* _TASK TO COMPLETE_
Return the data exactly, with all pictures removed.

══ DATA EXCERPTS

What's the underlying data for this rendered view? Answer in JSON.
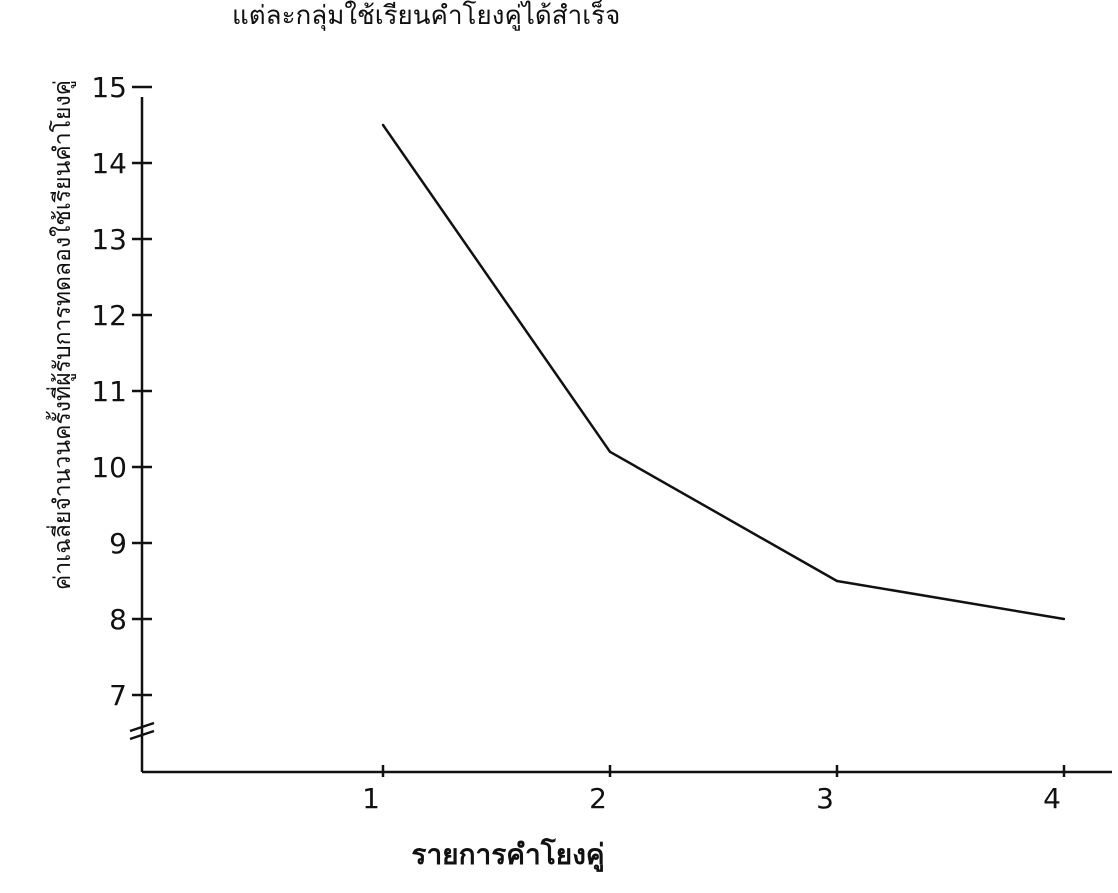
{
  "chart_data": {
    "type": "line",
    "title": "แต่ละกลุ่มใช้เรียนคำโยงคู่ได้สำเร็จ",
    "xlabel": "รายการคำโยงคู่",
    "ylabel": "ค่าเฉลี่ยจำนวนครั้งที่ผู้รับการทดลองใช้เรียนคำโยงคู่",
    "x_ticks": [
      "1",
      "2",
      "3",
      "4"
    ],
    "y_ticks": [
      "7",
      "8",
      "9",
      "10",
      "11",
      "12",
      "13",
      "14",
      "15"
    ],
    "ylim": [
      7,
      15
    ],
    "axis_break": true,
    "grid": false,
    "series": [
      {
        "x": [
          1,
          2,
          3,
          4
        ],
        "values": [
          14.5,
          10.2,
          8.5,
          8.0
        ]
      }
    ]
  },
  "colors": {
    "line": "#111111",
    "axis": "#111111",
    "background": "#ffffff"
  }
}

════

* _CORRECT ANSWER_
What's the underlying data for this rendered view? Answer in JSON.
{
  "chart_data": {
    "type": "line",
    "title": "แต่ละกลุ่มใช้เรียนคำโยงคู่ได้สำเร็จ",
    "xlabel": "รายการคำโยงคู่",
    "ylabel": "ค่าเฉลี่ยจำนวนครั้งที่ผู้รับการทดลองใช้เรียนคำโยงคู่",
    "x_ticks": [
      "1",
      "2",
      "3",
      "4"
    ],
    "y_ticks": [
      "7",
      "8",
      "9",
      "10",
      "11",
      "12",
      "13",
      "14",
      "15"
    ],
    "ylim": [
      7,
      15
    ],
    "axis_break": true,
    "grid": false,
    "series": [
      {
        "x": [
          1,
          2,
          3,
          4
        ],
        "values": [
          14.5,
          10.2,
          8.5,
          8.0
        ]
      }
    ]
  },
  "colors": {
    "line": "#111111",
    "axis": "#111111",
    "background": "#ffffff"
  }
}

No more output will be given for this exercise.